Make an exact copy of the records, with the images left out.
[START OF RECORDS SHOWN]
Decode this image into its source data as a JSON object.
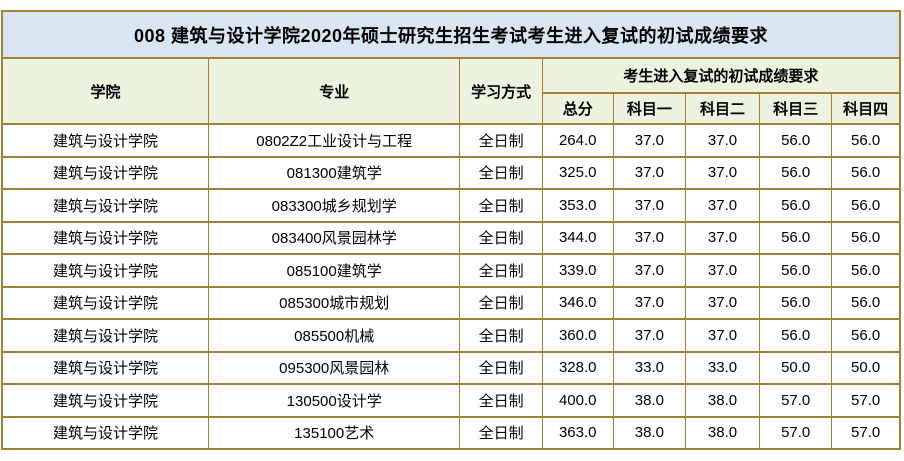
{
  "title": "008 建筑与设计学院2020年硕士研究生招生考试考生进入复试的初试成绩要求",
  "colors": {
    "title_background": "#d9e5f0",
    "header_background": "#edf2df",
    "border": "#a28137",
    "row_background": "#ffffff",
    "text": "#000000"
  },
  "table": {
    "headers": {
      "college": "学院",
      "major": "专业",
      "study_mode": "学习方式",
      "score_group": "考生进入复试的初试成绩要求",
      "sub": [
        "总分",
        "科目一",
        "科目二",
        "科目三",
        "科目四"
      ]
    },
    "rows": [
      {
        "college": "建筑与设计学院",
        "major": "0802Z2工业设计与工程",
        "study_mode": "全日制",
        "scores": [
          "264.0",
          "37.0",
          "37.0",
          "56.0",
          "56.0"
        ]
      },
      {
        "college": "建筑与设计学院",
        "major": "081300建筑学",
        "study_mode": "全日制",
        "scores": [
          "325.0",
          "37.0",
          "37.0",
          "56.0",
          "56.0"
        ]
      },
      {
        "college": "建筑与设计学院",
        "major": "083300城乡规划学",
        "study_mode": "全日制",
        "scores": [
          "353.0",
          "37.0",
          "37.0",
          "56.0",
          "56.0"
        ]
      },
      {
        "college": "建筑与设计学院",
        "major": "083400风景园林学",
        "study_mode": "全日制",
        "scores": [
          "344.0",
          "37.0",
          "37.0",
          "56.0",
          "56.0"
        ]
      },
      {
        "college": "建筑与设计学院",
        "major": "085100建筑学",
        "study_mode": "全日制",
        "scores": [
          "339.0",
          "37.0",
          "37.0",
          "56.0",
          "56.0"
        ]
      },
      {
        "college": "建筑与设计学院",
        "major": "085300城市规划",
        "study_mode": "全日制",
        "scores": [
          "346.0",
          "37.0",
          "37.0",
          "56.0",
          "56.0"
        ]
      },
      {
        "college": "建筑与设计学院",
        "major": "085500机械",
        "study_mode": "全日制",
        "scores": [
          "360.0",
          "37.0",
          "37.0",
          "56.0",
          "56.0"
        ]
      },
      {
        "college": "建筑与设计学院",
        "major": "095300风景园林",
        "study_mode": "全日制",
        "scores": [
          "328.0",
          "33.0",
          "33.0",
          "50.0",
          "50.0"
        ]
      },
      {
        "college": "建筑与设计学院",
        "major": "130500设计学",
        "study_mode": "全日制",
        "scores": [
          "400.0",
          "38.0",
          "38.0",
          "57.0",
          "57.0"
        ]
      },
      {
        "college": "建筑与设计学院",
        "major": "135100艺术",
        "study_mode": "全日制",
        "scores": [
          "363.0",
          "38.0",
          "38.0",
          "57.0",
          "57.0"
        ]
      }
    ]
  }
}
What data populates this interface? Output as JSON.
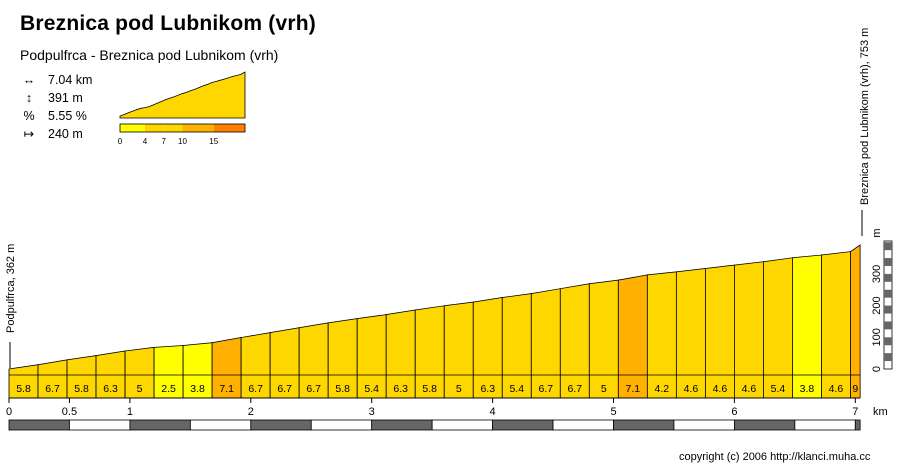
{
  "title": "Breznica pod Lubnikom (vrh)",
  "subtitle": "Podpulfrca - Breznica pod Lubnikom (vrh)",
  "stats": [
    {
      "icon": "distance-icon",
      "glyph": "↔",
      "text": "7.04 km"
    },
    {
      "icon": "elevation-gain-icon",
      "glyph": "↕",
      "text": "391 m"
    },
    {
      "icon": "gradient-icon",
      "glyph": "%",
      "text": "5.55 %"
    },
    {
      "icon": "segment-length-icon",
      "glyph": "↦",
      "text": "240 m"
    }
  ],
  "legend": {
    "ticks": [
      "0",
      "4",
      "7",
      "10",
      "15"
    ],
    "colors": [
      "#ffff00",
      "#ffd700",
      "#ffd700",
      "#ffb000",
      "#ff7f00"
    ]
  },
  "start_label": "Podpulfrca, 362 m",
  "end_label": "Breznica pod Lubnikom (vrh), 753 m",
  "copyright": "copyright (c) 2006 http://klanci.muha.cc",
  "colors": {
    "fill_default": "#ffd700",
    "fill_easy": "#ffff00",
    "fill_steep": "#ffb000",
    "bar_dark": "#666666"
  },
  "chart_data": {
    "type": "area",
    "xlabel": "km",
    "ylabel": "m",
    "xlim": [
      0,
      7.04
    ],
    "ylim_above_start": [
      0,
      391
    ],
    "x_ticks": [
      "0",
      "0.5",
      "1",
      "2",
      "3",
      "4",
      "5",
      "6",
      "7"
    ],
    "x_tick_values": [
      0,
      0.5,
      1,
      2,
      3,
      4,
      5,
      6,
      7
    ],
    "y_ticks": [
      "0",
      "100",
      "200",
      "300"
    ],
    "y_tick_values": [
      0,
      100,
      200,
      300
    ],
    "segment_km": 0.24,
    "segment_gradients": [
      "5.8",
      "6.7",
      "5.8",
      "6.3",
      "5",
      "2.5",
      "3.8",
      "7.1",
      "6.7",
      "6.7",
      "6.7",
      "5.8",
      "5.4",
      "6.3",
      "5.8",
      "5",
      "6.3",
      "5.4",
      "6.7",
      "6.7",
      "5",
      "7.1",
      "4.2",
      "4.6",
      "4.6",
      "4.6",
      "5.4",
      "3.8",
      "4.6",
      "9"
    ],
    "start_elevation_m": 362,
    "end_elevation_m": 753
  }
}
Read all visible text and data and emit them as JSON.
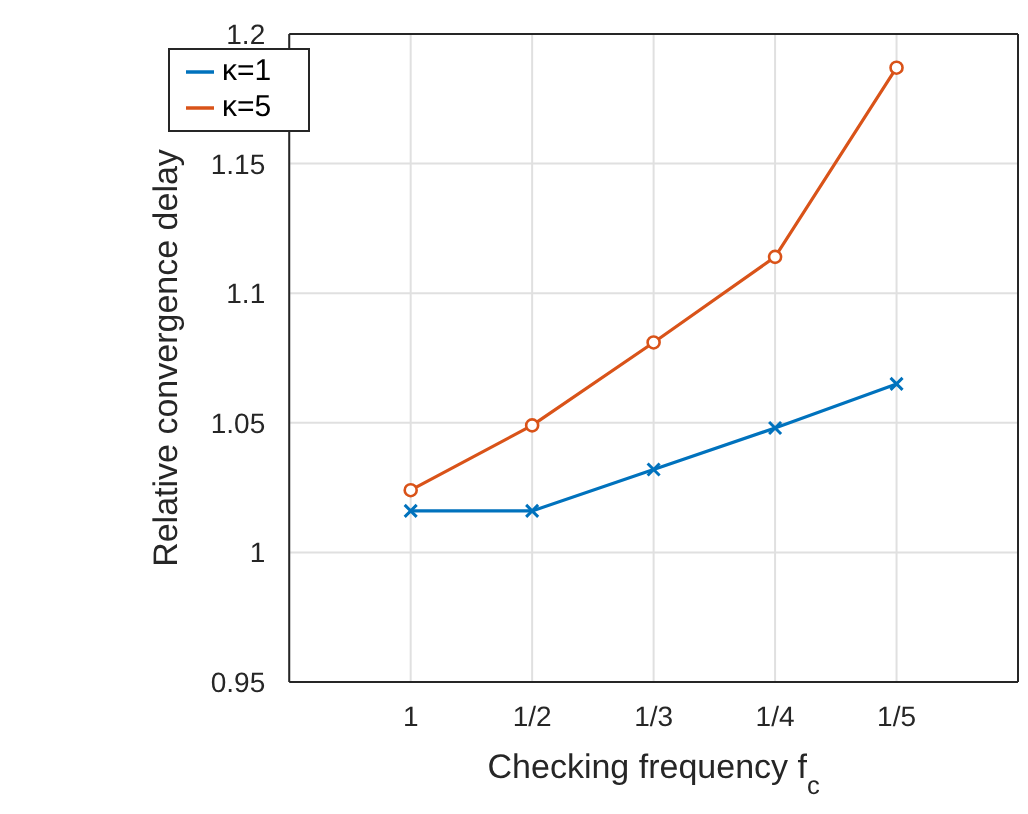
{
  "chart_data": {
    "type": "line",
    "xlabel": "Checking frequency f$_{c}$",
    "ylabel": "Relative convergence delay",
    "categories": [
      "1",
      "1/2",
      "1/3",
      "1/4",
      "1/5"
    ],
    "series": [
      {
        "name": "κ=1",
        "color": "#0072bd",
        "marker": "cross",
        "values": [
          1.016,
          1.016,
          1.032,
          1.048,
          1.065
        ]
      },
      {
        "name": "κ=5",
        "color": "#d95319",
        "marker": "circle",
        "values": [
          1.024,
          1.049,
          1.081,
          1.114,
          1.187
        ]
      }
    ],
    "ylim": [
      0.95,
      1.2
    ],
    "yticks": [
      0.95,
      1,
      1.05,
      1.1,
      1.15,
      1.2
    ],
    "grid": true,
    "legend": "top left",
    "line_style": "solid"
  }
}
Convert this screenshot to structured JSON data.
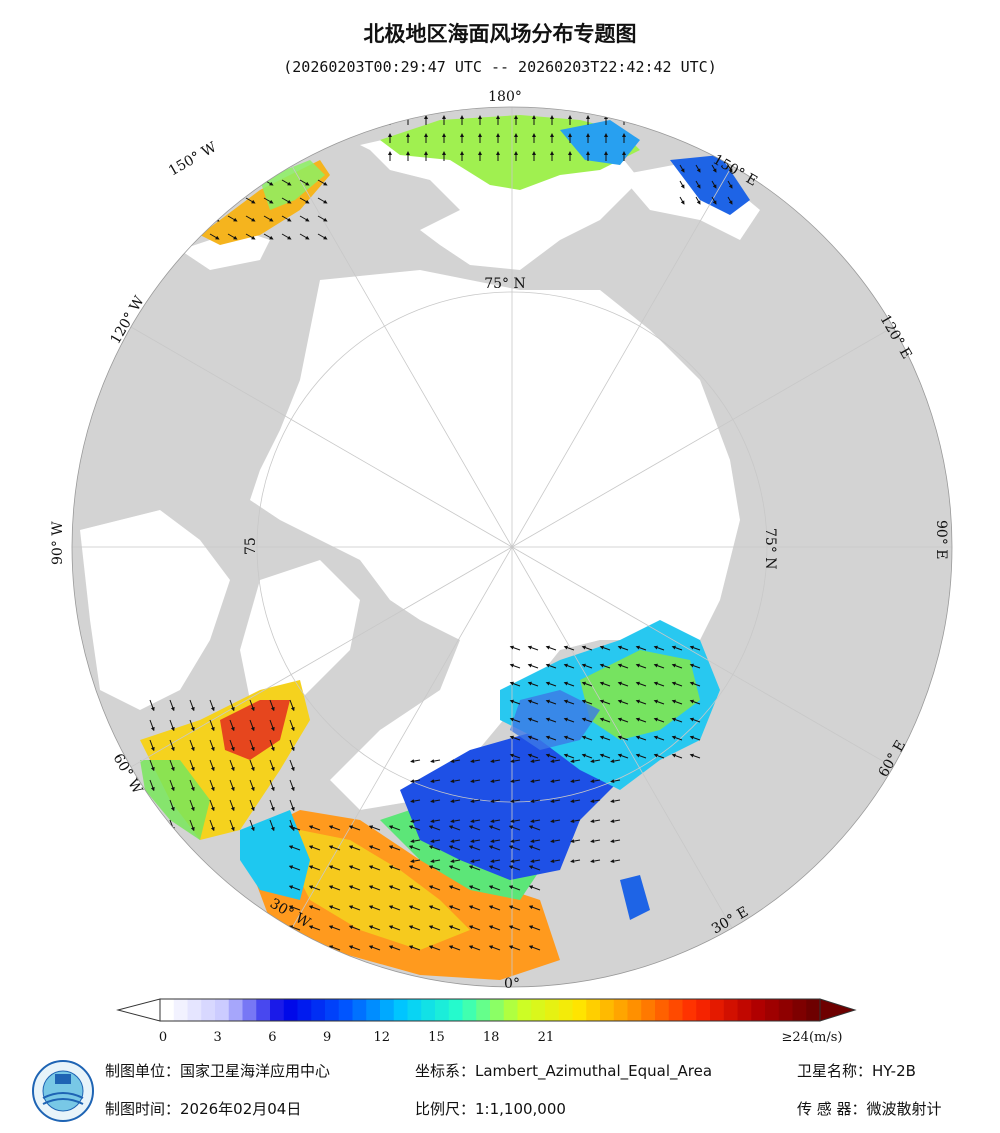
[END OF RECORDS SHOWN]
▶ _RESULT_
Decode this image into its source data as a JSON object.
{
  "title": "008 建筑与设计学院2020年硕士研究生招生考试考生进入复试的初试成绩要求",
  "colors": {
    "title_background": "#d9e5f0",
    "header_background": "#edf2df",
    "border": "#a28137",
    "row_background": "#ffffff",
    "text": "#000000"
  },
  "table": {
    "headers": {
      "college": "学院",
      "major": "专业",
      "study_mode": "学习方式",
      "score_group": "考生进入复试的初试成绩要求",
      "sub": [
        "总分",
        "科目一",
        "科目二",
        "科目三",
        "科目四"
      ]
    },
    "rows": [
      {
        "college": "建筑与设计学院",
        "major": "0802Z2工业设计与工程",
        "study_mode": "全日制",
        "scores": [
          "264.0",
          "37.0",
          "37.0",
          "56.0",
          "56.0"
        ]
      },
      {
        "college": "建筑与设计学院",
        "major": "081300建筑学",
        "study_mode": "全日制",
        "scores": [
          "325.0",
          "37.0",
          "37.0",
          "56.0",
          "56.0"
        ]
      },
      {
        "college": "建筑与设计学院",
        "major": "083300城乡规划学",
        "study_mode": "全日制",
        "scores": [
          "353.0",
          "37.0",
          "37.0",
          "56.0",
          "56.0"
        ]
      },
      {
        "college": "建筑与设计学院",
        "major": "083400风景园林学",
        "study_mode": "全日制",
        "scores": [
          "344.0",
          "37.0",
          "37.0",
          "56.0",
          "56.0"
        ]
      },
      {
        "college": "建筑与设计学院",
        "major": "085100建筑学",
        "study_mode": "全日制",
        "scores": [
          "339.0",
          "37.0",
          "37.0",
          "56.0",
          "56.0"
        ]
      },
      {
        "college": "建筑与设计学院",
        "major": "085300城市规划",
        "study_mode": "全日制",
        "scores": [
          "346.0",
          "37.0",
          "37.0",
          "56.0",
          "56.0"
        ]
      },
      {
        "college": "建筑与设计学院",
        "major": "085500机械",
        "study_mode": "全日制",
        "scores": [
          "360.0",
          "37.0",
          "37.0",
          "56.0",
          "56.0"
        ]
      },
      {
        "college": "建筑与设计学院",
        "major": "095300风景园林",
        "study_mode": "全日制",
        "scores": [
          "328.0",
          "33.0",
          "33.0",
          "50.0",
          "50.0"
        ]
      },
      {
        "college": "建筑与设计学院",
        "major": "130500设计学",
        "study_mode": "全日制",
        "scores": [
          "400.0",
          "38.0",
          "38.0",
          "57.0",
          "57.0"
        ]
      },
      {
        "college": "建筑与设计学院",
        "major": "135100艺术",
        "study_mode": "全日制",
        "scores": [
          "363.0",
          "38.0",
          "38.0",
          "57.0",
          "57.0"
        ]
      }
    ]
  }
}
What data populates this interface? Output as JSON.
{
  "title": "Breznica pod Lubnikom (vrh)",
  "subtitle": "Podpulfrca - Breznica pod Lubnikom (vrh)",
  "stats": [
    {
      "icon": "distance-icon",
      "glyph": "↔",
      "text": "7.04 km"
    },
    {
      "icon": "elevation-gain-icon",
      "glyph": "↕",
      "text": "391 m"
    },
    {
      "icon": "gradient-icon",
      "glyph": "%",
      "text": "5.55 %"
    },
    {
      "icon": "segment-length-icon",
      "glyph": "↦",
      "text": "240 m"
    }
  ],
  "legend": {
    "ticks": [
      "0",
      "4",
      "7",
      "10",
      "15"
    ],
    "colors": [
      "#ffff00",
      "#ffd700",
      "#ffd700",
      "#ffb000",
      "#ff7f00"
    ]
  },
  "start_label": "Podpulfrca, 362 m",
  "end_label": "Breznica pod Lubnikom (vrh), 753 m",
  "copyright": "copyright (c) 2006 http://klanci.muha.cc",
  "colors": {
    "fill_default": "#ffd700",
    "fill_easy": "#ffff00",
    "fill_steep": "#ffb000",
    "bar_dark": "#666666"
  },
  "chart_data": {
    "type": "area",
    "xlabel": "km",
    "ylabel": "m",
    "xlim": [
      0,
      7.04
    ],
    "ylim_above_start": [
      0,
      391
    ],
    "x_ticks": [
      "0",
      "0.5",
      "1",
      "2",
      "3",
      "4",
      "5",
      "6",
      "7"
    ],
    "x_tick_values": [
      0,
      0.5,
      1,
      2,
      3,
      4,
      5,
      6,
      7
    ],
    "y_ticks": [
      "0",
      "100",
      "200",
      "300"
    ],
    "y_tick_values": [
      0,
      100,
      200,
      300
    ],
    "segment_km": 0.24,
    "segment_gradients": [
      "5.8",
      "6.7",
      "5.8",
      "6.3",
      "5",
      "2.5",
      "3.8",
      "7.1",
      "6.7",
      "6.7",
      "6.7",
      "5.8",
      "5.4",
      "6.3",
      "5.8",
      "5",
      "6.3",
      "5.4",
      "6.7",
      "6.7",
      "5",
      "7.1",
      "4.2",
      "4.6",
      "4.6",
      "4.6",
      "5.4",
      "3.8",
      "4.6",
      "9"
    ],
    "start_elevation_m": 362,
    "end_elevation_m": 753
  }
}
Read all visible text and data and emit them as JSON.
{
  "chart_data": {
    "type": "line",
    "xlabel": "Checking frequency f$_{c}$",
    "ylabel": "Relative convergence delay",
    "categories": [
      "1",
      "1/2",
      "1/3",
      "1/4",
      "1/5"
    ],
    "series": [
      {
        "name": "κ=1",
        "color": "#0072bd",
        "marker": "cross",
        "values": [
          1.016,
          1.016,
          1.032,
          1.048,
          1.065
        ]
      },
      {
        "name": "κ=5",
        "color": "#d95319",
        "marker": "circle",
        "values": [
          1.024,
          1.049,
          1.081,
          1.114,
          1.187
        ]
      }
    ],
    "ylim": [
      0.95,
      1.2
    ],
    "yticks": [
      0.95,
      1,
      1.05,
      1.1,
      1.15,
      1.2
    ],
    "grid": true,
    "legend": "top left",
    "line_style": "solid"
  }
}
Convert this screenshot to structured JSON data.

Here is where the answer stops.